## Problem description
Report every line from the material that contains the word "生产性能测定任务数量".

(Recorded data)
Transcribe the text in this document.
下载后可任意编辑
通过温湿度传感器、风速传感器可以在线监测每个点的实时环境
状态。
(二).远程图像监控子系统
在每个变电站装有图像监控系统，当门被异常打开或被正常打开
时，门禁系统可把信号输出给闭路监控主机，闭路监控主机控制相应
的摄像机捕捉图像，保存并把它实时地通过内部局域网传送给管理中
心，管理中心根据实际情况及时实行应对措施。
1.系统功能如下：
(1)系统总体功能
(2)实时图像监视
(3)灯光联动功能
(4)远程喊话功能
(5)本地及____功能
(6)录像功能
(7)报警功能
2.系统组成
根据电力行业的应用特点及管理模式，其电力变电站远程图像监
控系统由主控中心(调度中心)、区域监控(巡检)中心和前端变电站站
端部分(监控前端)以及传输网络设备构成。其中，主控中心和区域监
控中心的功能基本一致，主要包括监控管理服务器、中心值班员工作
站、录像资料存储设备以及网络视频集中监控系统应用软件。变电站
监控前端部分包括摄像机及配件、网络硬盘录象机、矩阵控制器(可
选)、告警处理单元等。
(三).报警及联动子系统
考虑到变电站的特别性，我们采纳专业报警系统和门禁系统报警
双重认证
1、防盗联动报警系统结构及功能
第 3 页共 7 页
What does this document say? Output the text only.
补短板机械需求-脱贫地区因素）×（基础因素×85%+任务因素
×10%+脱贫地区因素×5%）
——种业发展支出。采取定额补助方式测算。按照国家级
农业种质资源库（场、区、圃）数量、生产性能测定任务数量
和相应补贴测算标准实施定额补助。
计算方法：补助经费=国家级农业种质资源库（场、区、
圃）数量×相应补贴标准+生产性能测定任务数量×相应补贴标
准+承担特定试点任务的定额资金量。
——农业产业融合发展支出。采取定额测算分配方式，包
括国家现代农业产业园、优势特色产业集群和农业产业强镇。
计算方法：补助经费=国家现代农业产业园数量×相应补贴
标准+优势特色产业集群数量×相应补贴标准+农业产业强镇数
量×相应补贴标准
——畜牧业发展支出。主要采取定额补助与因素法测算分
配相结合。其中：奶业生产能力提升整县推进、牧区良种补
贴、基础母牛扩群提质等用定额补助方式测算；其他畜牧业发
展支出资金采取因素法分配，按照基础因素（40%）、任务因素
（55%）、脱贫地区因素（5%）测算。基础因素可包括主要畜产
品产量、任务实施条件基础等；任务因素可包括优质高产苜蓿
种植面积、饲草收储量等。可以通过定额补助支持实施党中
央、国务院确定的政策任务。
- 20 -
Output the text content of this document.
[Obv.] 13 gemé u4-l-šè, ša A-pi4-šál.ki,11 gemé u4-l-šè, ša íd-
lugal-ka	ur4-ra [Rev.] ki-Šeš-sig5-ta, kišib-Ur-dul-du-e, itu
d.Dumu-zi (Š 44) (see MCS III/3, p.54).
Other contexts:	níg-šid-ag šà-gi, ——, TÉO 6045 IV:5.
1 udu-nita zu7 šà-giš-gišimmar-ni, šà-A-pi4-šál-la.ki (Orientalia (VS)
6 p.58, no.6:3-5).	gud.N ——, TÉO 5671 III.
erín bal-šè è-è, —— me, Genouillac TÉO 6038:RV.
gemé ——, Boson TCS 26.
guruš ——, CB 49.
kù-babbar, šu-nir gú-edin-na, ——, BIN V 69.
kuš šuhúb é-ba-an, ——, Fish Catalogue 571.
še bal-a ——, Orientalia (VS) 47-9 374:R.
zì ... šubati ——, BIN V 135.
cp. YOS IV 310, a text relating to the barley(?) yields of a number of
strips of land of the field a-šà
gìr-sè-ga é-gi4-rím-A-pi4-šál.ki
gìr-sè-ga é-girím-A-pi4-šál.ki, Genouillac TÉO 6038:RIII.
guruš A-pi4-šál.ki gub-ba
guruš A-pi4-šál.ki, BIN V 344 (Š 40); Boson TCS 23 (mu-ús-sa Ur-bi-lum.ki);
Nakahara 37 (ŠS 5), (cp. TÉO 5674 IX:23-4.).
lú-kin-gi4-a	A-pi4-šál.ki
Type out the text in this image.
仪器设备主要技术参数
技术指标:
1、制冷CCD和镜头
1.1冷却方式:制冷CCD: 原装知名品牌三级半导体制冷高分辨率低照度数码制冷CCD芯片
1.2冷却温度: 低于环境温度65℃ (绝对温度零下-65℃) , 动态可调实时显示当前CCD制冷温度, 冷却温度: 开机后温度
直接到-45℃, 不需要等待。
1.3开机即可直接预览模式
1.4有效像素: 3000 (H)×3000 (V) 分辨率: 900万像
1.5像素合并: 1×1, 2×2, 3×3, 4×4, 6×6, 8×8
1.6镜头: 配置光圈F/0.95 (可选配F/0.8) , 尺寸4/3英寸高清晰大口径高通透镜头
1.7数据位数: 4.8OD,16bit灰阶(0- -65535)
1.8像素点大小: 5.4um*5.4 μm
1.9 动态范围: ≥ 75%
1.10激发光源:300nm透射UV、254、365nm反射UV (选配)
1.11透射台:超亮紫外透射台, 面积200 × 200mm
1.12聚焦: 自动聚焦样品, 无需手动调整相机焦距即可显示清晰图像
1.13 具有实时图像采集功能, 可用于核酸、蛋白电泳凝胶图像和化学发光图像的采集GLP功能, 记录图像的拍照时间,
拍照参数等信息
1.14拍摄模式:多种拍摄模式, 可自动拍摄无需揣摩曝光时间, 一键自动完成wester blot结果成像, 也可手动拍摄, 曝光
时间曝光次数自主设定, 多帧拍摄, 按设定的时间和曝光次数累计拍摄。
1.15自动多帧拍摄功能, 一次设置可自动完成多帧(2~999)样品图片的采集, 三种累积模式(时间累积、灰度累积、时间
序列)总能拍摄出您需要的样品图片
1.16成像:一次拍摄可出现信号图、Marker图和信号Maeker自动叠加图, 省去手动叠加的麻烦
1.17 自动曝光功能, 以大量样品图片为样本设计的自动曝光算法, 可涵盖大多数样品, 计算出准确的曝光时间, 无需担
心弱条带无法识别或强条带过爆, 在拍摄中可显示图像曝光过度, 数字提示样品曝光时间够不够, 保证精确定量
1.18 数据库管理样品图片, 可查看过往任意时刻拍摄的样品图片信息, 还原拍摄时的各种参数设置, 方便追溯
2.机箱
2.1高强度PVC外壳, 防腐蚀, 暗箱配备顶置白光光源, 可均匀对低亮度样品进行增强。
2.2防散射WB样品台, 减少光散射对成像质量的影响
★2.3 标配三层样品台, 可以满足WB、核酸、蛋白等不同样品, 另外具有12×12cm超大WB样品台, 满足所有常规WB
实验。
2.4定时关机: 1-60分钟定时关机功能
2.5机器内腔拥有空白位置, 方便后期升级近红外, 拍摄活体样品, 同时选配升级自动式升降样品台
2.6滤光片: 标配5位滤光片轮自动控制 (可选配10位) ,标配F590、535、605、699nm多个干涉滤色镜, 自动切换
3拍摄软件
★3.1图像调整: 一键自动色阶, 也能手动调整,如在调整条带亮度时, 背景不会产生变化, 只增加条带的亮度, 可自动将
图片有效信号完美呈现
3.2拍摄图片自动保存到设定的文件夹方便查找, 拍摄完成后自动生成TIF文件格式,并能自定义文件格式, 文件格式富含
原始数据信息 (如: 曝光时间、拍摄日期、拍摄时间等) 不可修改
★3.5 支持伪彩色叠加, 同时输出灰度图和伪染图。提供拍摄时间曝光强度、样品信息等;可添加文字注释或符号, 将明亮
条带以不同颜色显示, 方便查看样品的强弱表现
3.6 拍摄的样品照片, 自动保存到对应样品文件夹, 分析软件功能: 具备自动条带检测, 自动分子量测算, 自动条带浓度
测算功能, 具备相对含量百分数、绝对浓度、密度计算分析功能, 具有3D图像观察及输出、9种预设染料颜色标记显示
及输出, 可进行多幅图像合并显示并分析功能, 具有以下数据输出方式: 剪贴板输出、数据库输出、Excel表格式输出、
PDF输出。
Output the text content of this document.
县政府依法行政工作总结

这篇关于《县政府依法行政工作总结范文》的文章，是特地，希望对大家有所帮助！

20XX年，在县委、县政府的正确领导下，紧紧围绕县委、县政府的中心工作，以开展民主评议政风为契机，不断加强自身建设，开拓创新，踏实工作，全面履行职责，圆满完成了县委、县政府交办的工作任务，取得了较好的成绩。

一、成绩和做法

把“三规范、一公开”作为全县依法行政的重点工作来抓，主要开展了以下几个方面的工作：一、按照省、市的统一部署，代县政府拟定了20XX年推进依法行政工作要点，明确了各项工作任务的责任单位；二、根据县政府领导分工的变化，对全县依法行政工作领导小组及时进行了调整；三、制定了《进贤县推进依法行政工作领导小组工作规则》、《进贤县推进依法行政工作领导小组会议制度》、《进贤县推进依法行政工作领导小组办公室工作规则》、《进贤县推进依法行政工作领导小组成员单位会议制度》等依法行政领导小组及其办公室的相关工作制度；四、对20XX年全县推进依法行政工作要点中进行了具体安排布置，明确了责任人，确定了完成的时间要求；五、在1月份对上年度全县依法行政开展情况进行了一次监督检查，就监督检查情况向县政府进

## In response
农业种质资源库（场、区、圃）数量、生产性能测定任务数量
圃）数量×相应补贴标准+生产性能测定任务数量×相应补贴标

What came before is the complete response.